▸ **Description of the task**: Please return the full listing below without altering anything.

▸ **Material for the task**:
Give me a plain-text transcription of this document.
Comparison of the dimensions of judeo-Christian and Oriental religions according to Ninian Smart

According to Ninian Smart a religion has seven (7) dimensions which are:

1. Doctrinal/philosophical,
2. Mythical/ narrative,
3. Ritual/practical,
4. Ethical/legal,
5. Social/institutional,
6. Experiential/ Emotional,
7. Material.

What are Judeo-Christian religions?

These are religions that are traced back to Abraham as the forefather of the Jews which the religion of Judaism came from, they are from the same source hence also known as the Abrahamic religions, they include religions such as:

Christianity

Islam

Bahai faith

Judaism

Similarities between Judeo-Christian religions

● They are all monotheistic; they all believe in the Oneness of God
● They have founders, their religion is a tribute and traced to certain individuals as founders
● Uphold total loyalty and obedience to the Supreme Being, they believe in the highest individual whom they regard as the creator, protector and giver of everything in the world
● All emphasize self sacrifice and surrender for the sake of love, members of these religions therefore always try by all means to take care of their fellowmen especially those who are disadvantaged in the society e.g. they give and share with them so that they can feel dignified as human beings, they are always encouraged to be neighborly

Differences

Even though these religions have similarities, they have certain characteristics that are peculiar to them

▸ **Finished task**:
Give me a plain-text transcription of this document.
Comparison of the dimensions of judeo-Christian and Oriental religions according to Ninian Smart

According to Ninian Smart a religion has seven (7) dimensions which are:

1. Doctrinal/philosophical,
2. Mythical/ narrative,
3. Ritual/practical,
4. Ethical/legal,
5. Social/institutional,
6. Experiential/ Emotional,
7. Material.

What are Judeo-Christian religions?

These are religions that are traced back to Abraham as the forefather of the Jews which the religion of Judaism came from, they are from the same source hence also known as the Abrahamic religions, they include religions such as:

Christianity

Islam

Bahai faith

Judaism

Similarities between Judeo-Christian religions

● They are all monotheistic; they all believe in the Oneness of God
● They have founders, their religion is a tribute and traced to certain individuals as founders
● Uphold total loyalty and obedience to the Supreme Being, they believe in the highest individual whom they regard as the creator, protector and giver of everything in the world
● All emphasize self sacrifice and surrender for the sake of love, members of these religions therefore always try by all means to take care of their fellowmen especially those who are disadvantaged in the society e.g. they give and share with them so that they can feel dignified as human beings, they are always encouraged to be neighborly

Differences

Even though these religions have similarities, they have certain characteristics that are peculiar to them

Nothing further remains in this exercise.